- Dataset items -
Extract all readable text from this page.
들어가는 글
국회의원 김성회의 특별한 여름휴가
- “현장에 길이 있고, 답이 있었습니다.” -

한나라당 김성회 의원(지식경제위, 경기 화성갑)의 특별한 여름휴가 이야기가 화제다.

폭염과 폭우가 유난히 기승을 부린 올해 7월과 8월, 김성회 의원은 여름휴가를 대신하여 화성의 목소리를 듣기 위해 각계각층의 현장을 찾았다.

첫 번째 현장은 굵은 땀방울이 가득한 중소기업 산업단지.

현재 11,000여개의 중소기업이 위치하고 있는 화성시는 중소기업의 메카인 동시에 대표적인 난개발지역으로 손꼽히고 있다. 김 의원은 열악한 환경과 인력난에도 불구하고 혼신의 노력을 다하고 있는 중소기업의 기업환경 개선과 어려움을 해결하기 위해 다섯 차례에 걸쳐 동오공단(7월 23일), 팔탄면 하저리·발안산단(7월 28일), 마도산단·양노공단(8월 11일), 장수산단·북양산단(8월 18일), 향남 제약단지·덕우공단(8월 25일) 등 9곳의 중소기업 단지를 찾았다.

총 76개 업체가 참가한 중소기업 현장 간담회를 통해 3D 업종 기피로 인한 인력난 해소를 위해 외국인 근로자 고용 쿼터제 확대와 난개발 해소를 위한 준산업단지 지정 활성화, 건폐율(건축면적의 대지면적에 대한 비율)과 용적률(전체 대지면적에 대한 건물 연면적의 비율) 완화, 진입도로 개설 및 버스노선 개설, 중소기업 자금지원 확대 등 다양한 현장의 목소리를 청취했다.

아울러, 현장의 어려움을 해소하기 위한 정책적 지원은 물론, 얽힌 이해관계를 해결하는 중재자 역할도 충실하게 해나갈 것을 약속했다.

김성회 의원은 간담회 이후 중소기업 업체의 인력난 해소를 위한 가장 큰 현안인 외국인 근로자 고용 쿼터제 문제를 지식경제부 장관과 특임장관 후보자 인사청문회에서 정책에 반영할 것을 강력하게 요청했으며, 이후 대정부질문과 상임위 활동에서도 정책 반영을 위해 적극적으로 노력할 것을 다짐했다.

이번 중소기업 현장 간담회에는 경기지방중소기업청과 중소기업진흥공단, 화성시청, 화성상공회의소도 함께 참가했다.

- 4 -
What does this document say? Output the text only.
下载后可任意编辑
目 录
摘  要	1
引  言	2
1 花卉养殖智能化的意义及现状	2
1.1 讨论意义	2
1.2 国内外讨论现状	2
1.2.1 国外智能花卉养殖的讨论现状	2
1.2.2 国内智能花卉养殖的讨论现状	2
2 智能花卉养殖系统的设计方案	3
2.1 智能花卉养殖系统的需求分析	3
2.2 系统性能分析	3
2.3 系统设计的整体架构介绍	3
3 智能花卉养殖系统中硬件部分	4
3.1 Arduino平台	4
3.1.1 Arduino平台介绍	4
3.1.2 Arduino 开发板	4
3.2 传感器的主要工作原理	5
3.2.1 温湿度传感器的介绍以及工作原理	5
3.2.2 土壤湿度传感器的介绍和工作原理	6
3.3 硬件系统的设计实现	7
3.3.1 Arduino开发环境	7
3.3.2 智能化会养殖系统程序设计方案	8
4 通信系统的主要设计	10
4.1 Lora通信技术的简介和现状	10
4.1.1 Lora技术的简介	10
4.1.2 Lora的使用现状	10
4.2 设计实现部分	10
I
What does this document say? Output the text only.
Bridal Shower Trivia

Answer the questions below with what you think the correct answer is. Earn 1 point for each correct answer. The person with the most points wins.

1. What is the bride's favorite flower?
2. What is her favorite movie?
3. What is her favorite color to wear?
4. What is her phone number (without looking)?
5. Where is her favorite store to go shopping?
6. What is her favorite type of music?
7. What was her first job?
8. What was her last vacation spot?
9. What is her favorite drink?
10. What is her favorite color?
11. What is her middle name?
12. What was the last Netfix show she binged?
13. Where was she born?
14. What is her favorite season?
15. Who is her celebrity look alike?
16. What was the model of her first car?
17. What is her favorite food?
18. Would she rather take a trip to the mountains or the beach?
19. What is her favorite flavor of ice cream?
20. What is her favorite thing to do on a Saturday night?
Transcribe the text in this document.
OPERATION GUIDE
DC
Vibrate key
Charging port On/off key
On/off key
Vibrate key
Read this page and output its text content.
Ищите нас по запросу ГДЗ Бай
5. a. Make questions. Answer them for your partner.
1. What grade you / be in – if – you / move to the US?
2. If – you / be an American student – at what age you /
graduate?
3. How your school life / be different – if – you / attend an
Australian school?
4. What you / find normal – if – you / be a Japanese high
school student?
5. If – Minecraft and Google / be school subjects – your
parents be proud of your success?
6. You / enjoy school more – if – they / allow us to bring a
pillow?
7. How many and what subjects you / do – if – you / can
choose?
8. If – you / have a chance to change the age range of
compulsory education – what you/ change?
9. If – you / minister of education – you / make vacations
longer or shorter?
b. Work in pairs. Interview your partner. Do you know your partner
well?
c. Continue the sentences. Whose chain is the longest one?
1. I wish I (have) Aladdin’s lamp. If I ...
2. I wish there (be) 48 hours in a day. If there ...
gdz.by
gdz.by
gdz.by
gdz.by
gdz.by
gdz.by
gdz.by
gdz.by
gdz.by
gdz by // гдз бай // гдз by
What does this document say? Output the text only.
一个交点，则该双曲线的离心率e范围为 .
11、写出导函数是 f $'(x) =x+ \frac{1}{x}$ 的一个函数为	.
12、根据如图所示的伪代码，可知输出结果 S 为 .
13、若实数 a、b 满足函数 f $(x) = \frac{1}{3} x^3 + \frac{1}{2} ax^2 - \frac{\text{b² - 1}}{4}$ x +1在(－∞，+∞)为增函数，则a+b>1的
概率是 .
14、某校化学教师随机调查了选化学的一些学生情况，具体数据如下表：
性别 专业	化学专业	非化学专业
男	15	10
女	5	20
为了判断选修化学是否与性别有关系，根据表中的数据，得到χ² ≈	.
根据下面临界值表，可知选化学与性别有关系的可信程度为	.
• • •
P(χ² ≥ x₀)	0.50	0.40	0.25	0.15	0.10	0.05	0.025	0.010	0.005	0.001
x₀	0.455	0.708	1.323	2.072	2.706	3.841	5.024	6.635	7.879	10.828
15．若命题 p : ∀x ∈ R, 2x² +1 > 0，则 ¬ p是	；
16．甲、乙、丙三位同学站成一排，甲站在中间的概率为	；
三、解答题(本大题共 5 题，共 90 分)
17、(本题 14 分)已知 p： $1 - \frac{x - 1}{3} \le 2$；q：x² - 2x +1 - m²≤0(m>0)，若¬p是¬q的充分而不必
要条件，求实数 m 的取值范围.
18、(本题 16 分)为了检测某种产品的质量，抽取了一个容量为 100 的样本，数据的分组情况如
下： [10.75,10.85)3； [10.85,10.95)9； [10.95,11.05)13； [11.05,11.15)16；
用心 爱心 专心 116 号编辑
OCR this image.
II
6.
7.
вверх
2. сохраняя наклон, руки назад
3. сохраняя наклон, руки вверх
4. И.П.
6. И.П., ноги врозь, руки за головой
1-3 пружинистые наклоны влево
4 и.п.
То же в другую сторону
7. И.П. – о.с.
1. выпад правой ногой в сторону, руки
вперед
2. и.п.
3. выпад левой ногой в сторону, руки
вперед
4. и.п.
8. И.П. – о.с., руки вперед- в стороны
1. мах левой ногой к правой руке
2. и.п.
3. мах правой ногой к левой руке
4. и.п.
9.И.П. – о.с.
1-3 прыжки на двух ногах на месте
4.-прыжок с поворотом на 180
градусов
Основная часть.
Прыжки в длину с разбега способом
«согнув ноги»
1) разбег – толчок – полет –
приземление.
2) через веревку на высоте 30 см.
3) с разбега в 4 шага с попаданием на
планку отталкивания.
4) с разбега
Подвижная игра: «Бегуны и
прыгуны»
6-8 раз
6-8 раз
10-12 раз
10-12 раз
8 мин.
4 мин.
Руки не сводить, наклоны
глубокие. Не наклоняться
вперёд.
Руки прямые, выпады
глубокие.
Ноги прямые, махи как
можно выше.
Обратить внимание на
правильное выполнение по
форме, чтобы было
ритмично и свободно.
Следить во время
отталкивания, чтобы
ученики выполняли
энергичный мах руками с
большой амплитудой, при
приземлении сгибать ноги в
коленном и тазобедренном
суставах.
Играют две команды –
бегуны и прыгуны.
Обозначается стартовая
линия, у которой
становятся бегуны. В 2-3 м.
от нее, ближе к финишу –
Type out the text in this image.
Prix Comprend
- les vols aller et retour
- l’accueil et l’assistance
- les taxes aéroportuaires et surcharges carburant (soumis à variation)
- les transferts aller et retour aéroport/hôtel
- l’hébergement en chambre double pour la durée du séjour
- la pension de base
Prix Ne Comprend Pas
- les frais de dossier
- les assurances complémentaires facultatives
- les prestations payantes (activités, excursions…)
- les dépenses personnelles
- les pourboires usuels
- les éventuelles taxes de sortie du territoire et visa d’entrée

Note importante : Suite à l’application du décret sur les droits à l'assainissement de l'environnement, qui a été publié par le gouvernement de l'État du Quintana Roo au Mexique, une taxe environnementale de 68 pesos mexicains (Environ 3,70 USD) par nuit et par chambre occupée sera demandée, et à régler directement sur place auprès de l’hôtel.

- GIVEN TASK -
Determine how many lines of the listing hold the word "어려움을" and reply with that figure alone.

- RESPONSE TO THIS EXERCISE -
2